▶ Records shown:
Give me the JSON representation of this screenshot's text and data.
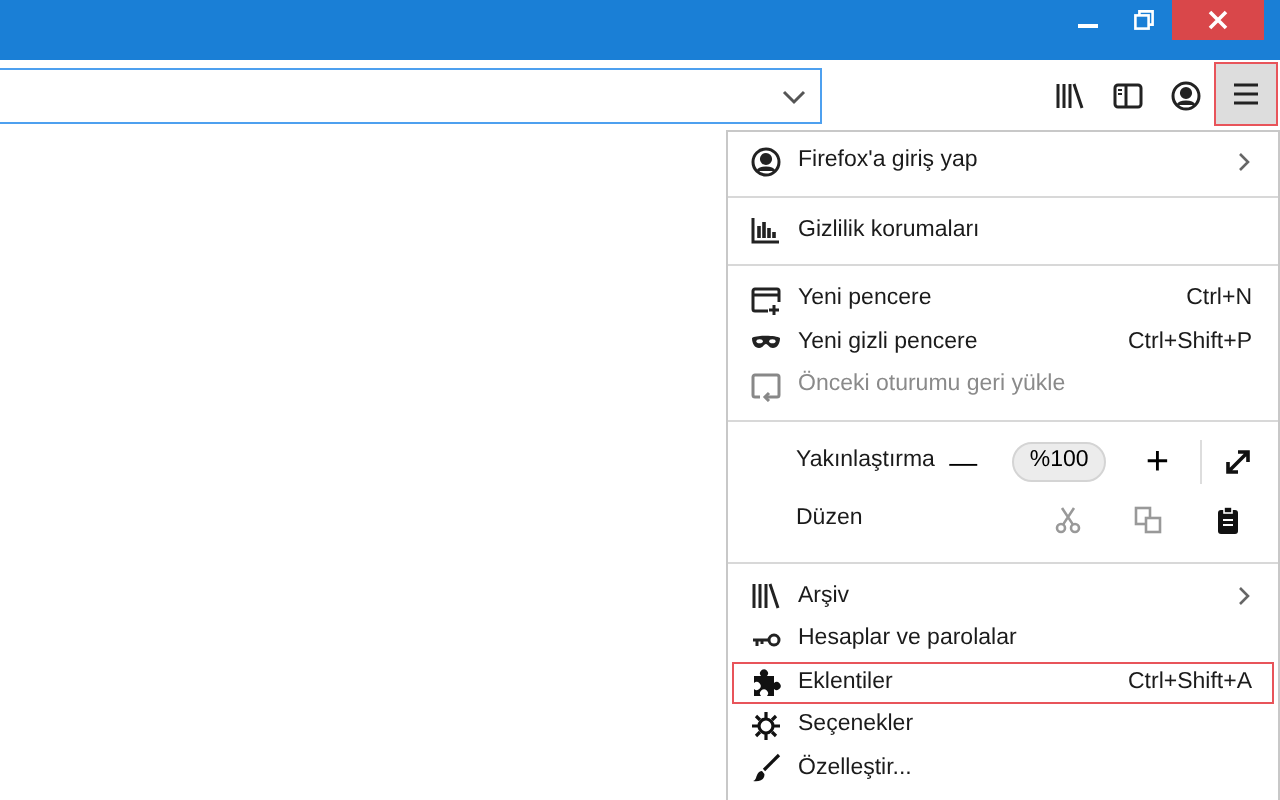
{
  "window": {
    "controls": [
      {
        "kind": "minimize"
      },
      {
        "kind": "maximize"
      },
      {
        "kind": "close"
      }
    ]
  },
  "toolbar": {
    "buttons": [
      {
        "kind": "library",
        "highlighted": false
      },
      {
        "kind": "sidebar",
        "highlighted": false
      },
      {
        "kind": "account",
        "highlighted": false
      },
      {
        "kind": "menu",
        "highlighted": true
      }
    ]
  },
  "menu": {
    "items": [
      {
        "kind": "item",
        "label": "Firefox'a giriş yap",
        "submenu": true,
        "disabled": false,
        "highlighted": false
      },
      {
        "kind": "separator"
      },
      {
        "kind": "item",
        "label": "Gizlilik korumaları",
        "submenu": false,
        "disabled": false,
        "highlighted": false
      },
      {
        "kind": "separator"
      },
      {
        "kind": "item",
        "label": "Yeni pencere",
        "shortcut": "Ctrl+N",
        "submenu": false,
        "disabled": false,
        "highlighted": false
      },
      {
        "kind": "item",
        "label": "Yeni gizli pencere",
        "shortcut": "Ctrl+Shift+P",
        "submenu": false,
        "disabled": false,
        "highlighted": false
      },
      {
        "kind": "item",
        "label": "Önceki oturumu geri yükle",
        "submenu": false,
        "disabled": true,
        "highlighted": false
      },
      {
        "kind": "separator"
      },
      {
        "kind": "zoom",
        "label": "Yakınlaştırma",
        "minus": "—",
        "value": "%100",
        "plus": "+"
      },
      {
        "kind": "edit",
        "label": "Düzen"
      },
      {
        "kind": "separator"
      },
      {
        "kind": "item",
        "label": "Arşiv",
        "submenu": true,
        "disabled": false,
        "highlighted": false
      },
      {
        "kind": "item",
        "label": "Hesaplar ve parolalar",
        "submenu": false,
        "disabled": false,
        "highlighted": false
      },
      {
        "kind": "item",
        "label": "Eklentiler",
        "shortcut": "Ctrl+Shift+A",
        "submenu": false,
        "disabled": false,
        "highlighted": true
      },
      {
        "kind": "item",
        "label": "Seçenekler",
        "submenu": false,
        "disabled": false,
        "highlighted": false
      },
      {
        "kind": "item",
        "label": "Özelleştir...",
        "submenu": false,
        "disabled": false,
        "highlighted": false
      }
    ]
  }
}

▶ Given instruction: Show, from the listing above, each line that contains the word "Ctrl".

▶ Solution for this problem:
        "shortcut": "Ctrl+N",
        "shortcut": "Ctrl+Shift+P",
        "shortcut": "Ctrl+Shift+A",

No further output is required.